REQUIREMENT. Every entry below must appear again, exactly as written.

— BEGIN —

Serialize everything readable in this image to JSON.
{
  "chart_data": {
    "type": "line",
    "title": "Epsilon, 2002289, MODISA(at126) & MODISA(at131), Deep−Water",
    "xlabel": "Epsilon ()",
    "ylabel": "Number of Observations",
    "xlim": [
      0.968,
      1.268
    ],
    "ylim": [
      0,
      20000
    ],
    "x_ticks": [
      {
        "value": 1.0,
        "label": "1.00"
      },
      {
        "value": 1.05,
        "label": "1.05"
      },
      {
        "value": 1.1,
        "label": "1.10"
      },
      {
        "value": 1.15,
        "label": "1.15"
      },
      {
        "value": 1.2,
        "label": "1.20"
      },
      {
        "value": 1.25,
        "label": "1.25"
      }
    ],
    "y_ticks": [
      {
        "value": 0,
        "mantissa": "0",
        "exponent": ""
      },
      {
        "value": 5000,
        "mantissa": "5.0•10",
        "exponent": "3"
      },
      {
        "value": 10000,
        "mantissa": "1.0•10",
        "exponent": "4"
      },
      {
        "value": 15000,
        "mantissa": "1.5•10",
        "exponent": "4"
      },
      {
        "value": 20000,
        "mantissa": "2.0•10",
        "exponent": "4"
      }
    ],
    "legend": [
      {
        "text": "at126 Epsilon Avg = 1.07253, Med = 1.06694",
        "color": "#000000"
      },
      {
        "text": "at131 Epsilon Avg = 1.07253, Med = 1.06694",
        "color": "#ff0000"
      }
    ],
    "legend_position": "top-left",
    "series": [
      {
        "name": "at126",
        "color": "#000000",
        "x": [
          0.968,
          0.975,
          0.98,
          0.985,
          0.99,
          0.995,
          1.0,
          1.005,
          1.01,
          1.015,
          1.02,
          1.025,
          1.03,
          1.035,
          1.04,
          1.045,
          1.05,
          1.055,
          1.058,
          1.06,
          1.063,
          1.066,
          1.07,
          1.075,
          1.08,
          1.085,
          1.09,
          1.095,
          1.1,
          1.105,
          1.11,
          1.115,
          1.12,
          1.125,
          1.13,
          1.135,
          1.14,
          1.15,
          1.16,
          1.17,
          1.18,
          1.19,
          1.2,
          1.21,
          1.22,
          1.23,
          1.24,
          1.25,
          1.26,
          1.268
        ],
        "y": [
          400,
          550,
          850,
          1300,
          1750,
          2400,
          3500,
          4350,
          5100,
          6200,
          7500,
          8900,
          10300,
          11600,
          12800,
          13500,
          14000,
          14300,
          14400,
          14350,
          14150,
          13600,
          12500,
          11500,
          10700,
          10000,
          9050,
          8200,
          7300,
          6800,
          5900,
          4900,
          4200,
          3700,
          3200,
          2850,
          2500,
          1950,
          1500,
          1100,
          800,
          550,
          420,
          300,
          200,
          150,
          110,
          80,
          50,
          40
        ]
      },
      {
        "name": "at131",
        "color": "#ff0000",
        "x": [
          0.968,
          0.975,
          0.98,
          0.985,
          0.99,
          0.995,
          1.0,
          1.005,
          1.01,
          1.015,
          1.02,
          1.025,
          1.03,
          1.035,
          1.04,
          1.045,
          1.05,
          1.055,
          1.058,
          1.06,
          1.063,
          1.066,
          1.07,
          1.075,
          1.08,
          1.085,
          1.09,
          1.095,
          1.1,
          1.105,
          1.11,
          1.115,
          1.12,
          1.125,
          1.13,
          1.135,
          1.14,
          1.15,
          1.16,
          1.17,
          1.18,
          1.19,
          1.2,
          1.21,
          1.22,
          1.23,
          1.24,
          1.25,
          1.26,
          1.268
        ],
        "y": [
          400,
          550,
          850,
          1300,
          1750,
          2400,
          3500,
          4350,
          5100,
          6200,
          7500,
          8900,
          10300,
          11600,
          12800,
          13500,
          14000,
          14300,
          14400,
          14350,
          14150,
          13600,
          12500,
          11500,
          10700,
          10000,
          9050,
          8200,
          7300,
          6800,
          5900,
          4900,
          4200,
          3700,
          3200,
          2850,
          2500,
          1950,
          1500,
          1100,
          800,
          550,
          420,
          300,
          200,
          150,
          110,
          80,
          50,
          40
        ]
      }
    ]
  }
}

— END —

TASK OUTPUT.
Serialize everything readable in this image to JSON.
{
  "chart_data": {
    "type": "line",
    "title": "Epsilon, 2002289, MODISA(at126) & MODISA(at131), Deep−Water",
    "xlabel": "Epsilon ()",
    "ylabel": "Number of Observations",
    "xlim": [
      0.968,
      1.268
    ],
    "ylim": [
      0,
      20000
    ],
    "x_ticks": [
      {
        "value": 1.0,
        "label": "1.00"
      },
      {
        "value": 1.05,
        "label": "1.05"
      },
      {
        "value": 1.1,
        "label": "1.10"
      },
      {
        "value": 1.15,
        "label": "1.15"
      },
      {
        "value": 1.2,
        "label": "1.20"
      },
      {
        "value": 1.25,
        "label": "1.25"
      }
    ],
    "y_ticks": [
      {
        "value": 0,
        "mantissa": "0",
        "exponent": ""
      },
      {
        "value": 5000,
        "mantissa": "5.0•10",
        "exponent": "3"
      },
      {
        "value": 10000,
        "mantissa": "1.0•10",
        "exponent": "4"
      },
      {
        "value": 15000,
        "mantissa": "1.5•10",
        "exponent": "4"
      },
      {
        "value": 20000,
        "mantissa": "2.0•10",
        "exponent": "4"
      }
    ],
    "legend": [
      {
        "text": "at126 Epsilon Avg = 1.07253, Med = 1.06694",
        "color": "#000000"
      },
      {
        "text": "at131 Epsilon Avg = 1.07253, Med = 1.06694",
        "color": "#ff0000"
      }
    ],
    "legend_position": "top-left",
    "series": [
      {
        "name": "at126",
        "color": "#000000",
        "x": [
          0.968,
          0.975,
          0.98,
          0.985,
          0.99,
          0.995,
          1.0,
          1.005,
          1.01,
          1.015,
          1.02,
          1.025,
          1.03,
          1.035,
          1.04,
          1.045,
          1.05,
          1.055,
          1.058,
          1.06,
          1.063,
          1.066,
          1.07,
          1.075,
          1.08,
          1.085,
          1.09,
          1.095,
          1.1,
          1.105,
          1.11,
          1.115,
          1.12,
          1.125,
          1.13,
          1.135,
          1.14,
          1.15,
          1.16,
          1.17,
          1.18,
          1.19,
          1.2,
          1.21,
          1.22,
          1.23,
          1.24,
          1.25,
          1.26,
          1.268
        ],
        "y": [
          400,
          550,
          850,
          1300,
          1750,
          2400,
          3500,
          4350,
          5100,
          6200,
          7500,
          8900,
          10300,
          11600,
          12800,
          13500,
          14000,
          14300,
          14400,
          14350,
          14150,
          13600,
          12500,
          11500,
          10700,
          10000,
          9050,
          8200,
          7300,
          6800,
          5900,
          4900,
          4200,
          3700,
          3200,
          2850,
          2500,
          1950,
          1500,
          1100,
          800,
          550,
          420,
          300,
          200,
          150,
          110,
          80,
          50,
          40
        ]
      },
      {
        "name": "at131",
        "color": "#ff0000",
        "x": [
          0.968,
          0.975,
          0.98,
          0.985,
          0.99,
          0.995,
          1.0,
          1.005,
          1.01,
          1.015,
          1.02,
          1.025,
          1.03,
          1.035,
          1.04,
          1.045,
          1.05,
          1.055,
          1.058,
          1.06,
          1.063,
          1.066,
          1.07,
          1.075,
          1.08,
          1.085,
          1.09,
          1.095,
          1.1,
          1.105,
          1.11,
          1.115,
          1.12,
          1.125,
          1.13,
          1.135,
          1.14,
          1.15,
          1.16,
          1.17,
          1.18,
          1.19,
          1.2,
          1.21,
          1.22,
          1.23,
          1.24,
          1.25,
          1.26,
          1.268
        ],
        "y": [
          400,
          550,
          850,
          1300,
          1750,
          2400,
          3500,
          4350,
          5100,
          6200,
          7500,
          8900,
          10300,
          11600,
          12800,
          13500,
          14000,
          14300,
          14400,
          14350,
          14150,
          13600,
          12500,
          11500,
          10700,
          10000,
          9050,
          8200,
          7300,
          6800,
          5900,
          4900,
          4200,
          3700,
          3200,
          2850,
          2500,
          1950,
          1500,
          1100,
          800,
          550,
          420,
          300,
          200,
          150,
          110,
          80,
          50,
          40
        ]
      }
    ]
  }
}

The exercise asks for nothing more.